(EXTRACT TO READ begins)
Mother still has questions over baby's crypto infection
THE mother of an Allora girl who contracted cryptosporidiosis says she's at a loss to explain how her daughter fell ill after Southern Downs Regional Council's water supplies tested clear of any contamination.
Test results received from Queensland Health have cleared the Warwick and Allora water supplies of any cryptosporidiosis infection.
Letesha Scotney, whose 18-month-old daughter Alani contracted the virus last month, remains adamant the water is to blame.
"I have read multiple stories stating there is nothing in the water but my question is how did Alani get it then?" she said.
"I have spoken to a few people and they have said it must be something all the people infected have come in contact with."
Ms Scotney said there was "no room for another explanation" and wanted to find out what was responsible.
"I want someone to be held responsible for the long and stressful two and a half weeks that has affected Alani both mentally and physically," she said.
"She (Alani) is still short of energy and still trying to put back on the weight she lost and I myself am still trying to recover from the exhaustion and weight loss caused dealing with it all," she said.
The council took water samples from Ms Scotney's home, as well as the Allora reservoir, Allora water supply trunk main at Willowvale and the Allora swimming pools.
Mayor Peter Blundell said council staff responded quickly to Ms Scotney's concerns, doing extra e.coli water tests and taking samples for cryptosporidiosis and giardia.
(EXTRACT TO READ ends)
(GIVEN ENTRIES begins)
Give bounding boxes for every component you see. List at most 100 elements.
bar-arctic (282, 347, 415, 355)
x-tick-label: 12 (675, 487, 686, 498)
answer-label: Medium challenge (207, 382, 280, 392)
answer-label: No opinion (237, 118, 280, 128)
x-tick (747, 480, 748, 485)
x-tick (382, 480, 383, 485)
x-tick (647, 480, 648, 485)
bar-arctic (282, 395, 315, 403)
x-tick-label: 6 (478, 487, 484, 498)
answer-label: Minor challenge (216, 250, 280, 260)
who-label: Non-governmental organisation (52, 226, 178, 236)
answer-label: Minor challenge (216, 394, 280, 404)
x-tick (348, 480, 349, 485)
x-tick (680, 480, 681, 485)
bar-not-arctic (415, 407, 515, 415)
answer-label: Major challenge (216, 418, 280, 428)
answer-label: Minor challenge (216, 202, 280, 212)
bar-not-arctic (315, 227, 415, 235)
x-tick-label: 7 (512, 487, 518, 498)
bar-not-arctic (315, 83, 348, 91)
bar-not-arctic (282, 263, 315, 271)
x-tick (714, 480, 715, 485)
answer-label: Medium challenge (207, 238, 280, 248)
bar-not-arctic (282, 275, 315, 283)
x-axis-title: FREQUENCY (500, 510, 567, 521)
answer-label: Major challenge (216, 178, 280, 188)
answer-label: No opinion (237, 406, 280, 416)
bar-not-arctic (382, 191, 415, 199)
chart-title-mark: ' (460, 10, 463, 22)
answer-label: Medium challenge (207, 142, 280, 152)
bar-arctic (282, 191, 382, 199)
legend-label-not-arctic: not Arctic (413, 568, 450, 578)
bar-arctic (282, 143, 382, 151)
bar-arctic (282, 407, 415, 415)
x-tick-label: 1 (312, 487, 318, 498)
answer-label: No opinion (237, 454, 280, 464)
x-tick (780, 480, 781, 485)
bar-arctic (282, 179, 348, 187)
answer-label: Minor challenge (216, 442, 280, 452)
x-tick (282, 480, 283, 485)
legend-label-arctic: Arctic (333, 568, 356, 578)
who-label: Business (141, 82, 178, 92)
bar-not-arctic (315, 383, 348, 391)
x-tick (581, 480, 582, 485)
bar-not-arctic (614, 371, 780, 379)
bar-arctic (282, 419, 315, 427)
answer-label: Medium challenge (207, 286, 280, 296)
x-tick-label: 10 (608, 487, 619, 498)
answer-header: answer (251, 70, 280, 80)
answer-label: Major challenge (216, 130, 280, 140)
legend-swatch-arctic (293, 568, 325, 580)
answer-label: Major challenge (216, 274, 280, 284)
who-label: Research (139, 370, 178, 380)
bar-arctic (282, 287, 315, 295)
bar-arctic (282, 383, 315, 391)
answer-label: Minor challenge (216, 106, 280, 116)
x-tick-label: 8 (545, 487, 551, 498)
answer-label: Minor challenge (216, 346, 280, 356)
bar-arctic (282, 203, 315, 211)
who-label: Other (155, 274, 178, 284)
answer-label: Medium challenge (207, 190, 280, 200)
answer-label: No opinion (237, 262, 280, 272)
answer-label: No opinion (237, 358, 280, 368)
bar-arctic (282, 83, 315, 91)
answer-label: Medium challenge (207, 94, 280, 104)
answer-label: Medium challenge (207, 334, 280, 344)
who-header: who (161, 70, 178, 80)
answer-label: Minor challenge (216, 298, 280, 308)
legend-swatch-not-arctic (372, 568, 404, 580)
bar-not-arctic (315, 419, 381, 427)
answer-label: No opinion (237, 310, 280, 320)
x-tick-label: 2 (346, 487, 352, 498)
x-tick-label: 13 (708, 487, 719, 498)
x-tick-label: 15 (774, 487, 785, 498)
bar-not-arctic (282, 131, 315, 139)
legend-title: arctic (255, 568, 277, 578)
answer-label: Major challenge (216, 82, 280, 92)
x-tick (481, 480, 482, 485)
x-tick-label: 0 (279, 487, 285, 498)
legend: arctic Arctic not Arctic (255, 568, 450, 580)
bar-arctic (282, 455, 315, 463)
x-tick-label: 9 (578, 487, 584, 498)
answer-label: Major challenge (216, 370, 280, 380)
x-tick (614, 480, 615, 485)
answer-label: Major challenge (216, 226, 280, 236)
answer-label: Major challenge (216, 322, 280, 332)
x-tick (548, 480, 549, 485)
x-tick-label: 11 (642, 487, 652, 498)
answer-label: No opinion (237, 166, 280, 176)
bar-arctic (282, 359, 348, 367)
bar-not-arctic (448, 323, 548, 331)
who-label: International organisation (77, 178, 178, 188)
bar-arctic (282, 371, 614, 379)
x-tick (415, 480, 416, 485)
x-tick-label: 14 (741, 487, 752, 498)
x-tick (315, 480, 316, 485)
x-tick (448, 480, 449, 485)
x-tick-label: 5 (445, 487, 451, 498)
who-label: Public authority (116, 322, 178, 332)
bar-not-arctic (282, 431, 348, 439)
(GIVEN ENTRIES ends)
**PROMPT A**
In the news report on the Allora girl's illness, why does Ms Scotney want someone held responsible? Answer in one to three sentences.
**PROMPT B**
From the news report on the Allora girl's illness, quote the passage starting with "The council took" and going on through "cryptosporidiosis and giardia.".
**PROMPT C**
Check each statement against the news report on the Allora girl's illness. For each, answer yes or no and quote the words from the report that decide it.
(i) Test results from Queensland Health cleared the Warwick and Allora water supplies.
(ii) Ms Scotney's daughter Alani is two years old.
(iii) The council took water samples from the Allora swimming pools.

**YOUR SOLUTION A**
She wants someone held responsible for the long and stressful two and a half weeks that affected Alani both mentally and physically.

**YOUR SOLUTION B**
The council took water samples from Ms Scotney's home, as well as the Allora reservoir, Allora water supply trunk main at Willowvale and the Allora swimming pools.
Mayor Peter Blundell said council staff responded quickly to Ms Scotney's concerns, doing extra e.coli water tests and taking samples for cryptosporidiosis and giardia.

**YOUR SOLUTION C**
(i) Yes: "Test results received from Queensland Health have cleared the Warwick and Allora water supplies of any cryptosporidiosis infection."
(ii) No: "whose 18-month-old daughter Alani contracted the virus last month"
(iii) Yes: "The council took water samples from Ms Scotney's home, as well as the Allora reservoir, Allora water supply trunk main at Willowvale and the Allora swimming pools."